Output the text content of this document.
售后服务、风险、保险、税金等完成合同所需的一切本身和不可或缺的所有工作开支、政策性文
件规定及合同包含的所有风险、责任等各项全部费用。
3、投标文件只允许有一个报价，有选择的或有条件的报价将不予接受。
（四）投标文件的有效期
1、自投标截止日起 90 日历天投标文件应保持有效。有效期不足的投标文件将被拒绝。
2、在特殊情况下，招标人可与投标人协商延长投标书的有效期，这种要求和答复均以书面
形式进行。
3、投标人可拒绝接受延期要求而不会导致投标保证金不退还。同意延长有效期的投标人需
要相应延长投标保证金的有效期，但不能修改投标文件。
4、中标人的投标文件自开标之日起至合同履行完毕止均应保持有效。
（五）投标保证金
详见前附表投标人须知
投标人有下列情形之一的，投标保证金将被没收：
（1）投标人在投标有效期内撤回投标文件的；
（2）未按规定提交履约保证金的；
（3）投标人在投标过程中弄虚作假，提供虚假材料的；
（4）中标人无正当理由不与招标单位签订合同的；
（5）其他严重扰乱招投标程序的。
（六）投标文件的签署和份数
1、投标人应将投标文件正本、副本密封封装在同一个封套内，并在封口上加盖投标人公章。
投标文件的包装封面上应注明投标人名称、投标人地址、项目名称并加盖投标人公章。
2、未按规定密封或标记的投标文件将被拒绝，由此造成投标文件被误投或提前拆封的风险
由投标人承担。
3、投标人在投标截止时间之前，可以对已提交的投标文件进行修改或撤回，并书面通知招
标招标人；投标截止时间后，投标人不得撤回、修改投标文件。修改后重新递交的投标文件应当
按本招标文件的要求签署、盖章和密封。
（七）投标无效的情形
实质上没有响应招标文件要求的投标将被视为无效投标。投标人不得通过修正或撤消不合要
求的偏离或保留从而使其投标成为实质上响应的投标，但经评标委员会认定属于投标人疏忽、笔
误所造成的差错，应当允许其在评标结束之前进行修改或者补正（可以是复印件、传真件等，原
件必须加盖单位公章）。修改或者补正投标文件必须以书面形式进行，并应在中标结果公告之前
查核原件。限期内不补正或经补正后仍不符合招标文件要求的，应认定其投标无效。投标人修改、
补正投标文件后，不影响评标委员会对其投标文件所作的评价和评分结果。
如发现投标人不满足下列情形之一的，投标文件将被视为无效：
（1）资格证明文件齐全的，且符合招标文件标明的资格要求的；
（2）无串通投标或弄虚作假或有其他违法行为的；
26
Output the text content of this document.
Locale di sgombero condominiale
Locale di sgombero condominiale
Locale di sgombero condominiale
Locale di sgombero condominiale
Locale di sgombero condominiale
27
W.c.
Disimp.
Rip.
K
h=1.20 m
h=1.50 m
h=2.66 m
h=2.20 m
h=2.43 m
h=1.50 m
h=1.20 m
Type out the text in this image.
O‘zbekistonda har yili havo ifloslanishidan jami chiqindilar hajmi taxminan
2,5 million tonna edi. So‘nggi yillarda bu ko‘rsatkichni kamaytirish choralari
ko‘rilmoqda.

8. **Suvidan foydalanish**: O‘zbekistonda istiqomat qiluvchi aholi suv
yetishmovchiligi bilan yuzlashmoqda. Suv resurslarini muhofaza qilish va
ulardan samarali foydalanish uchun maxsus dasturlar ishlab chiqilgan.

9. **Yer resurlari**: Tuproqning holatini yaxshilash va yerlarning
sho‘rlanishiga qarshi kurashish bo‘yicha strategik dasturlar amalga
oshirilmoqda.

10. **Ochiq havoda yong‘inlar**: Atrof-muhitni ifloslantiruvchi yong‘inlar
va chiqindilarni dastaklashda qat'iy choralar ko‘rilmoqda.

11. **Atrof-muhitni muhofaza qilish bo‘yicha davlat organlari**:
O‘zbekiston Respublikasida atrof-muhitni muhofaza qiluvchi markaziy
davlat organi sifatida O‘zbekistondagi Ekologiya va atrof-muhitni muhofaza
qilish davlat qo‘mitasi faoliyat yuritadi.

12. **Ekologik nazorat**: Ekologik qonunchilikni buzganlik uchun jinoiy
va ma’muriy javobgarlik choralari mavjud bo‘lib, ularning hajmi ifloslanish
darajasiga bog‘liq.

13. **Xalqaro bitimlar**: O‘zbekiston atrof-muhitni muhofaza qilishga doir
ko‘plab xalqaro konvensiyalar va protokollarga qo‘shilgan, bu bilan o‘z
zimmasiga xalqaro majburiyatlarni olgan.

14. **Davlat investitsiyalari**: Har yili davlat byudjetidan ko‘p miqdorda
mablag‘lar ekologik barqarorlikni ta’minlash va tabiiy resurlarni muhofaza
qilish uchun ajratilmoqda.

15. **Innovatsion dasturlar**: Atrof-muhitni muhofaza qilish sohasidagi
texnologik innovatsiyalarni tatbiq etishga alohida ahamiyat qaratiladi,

*TASK OBJECTIVE:* Keep only those lines of the records that hold "qiluvchi", and return them.

*SOLVED PROBLEM:*
8. **Suvidan foydalanish**: O‘zbekistonda istiqomat qiluvchi aholi suv
O‘zbekiston Respublikasida atrof-muhitni muhofaza qiluvchi markaziy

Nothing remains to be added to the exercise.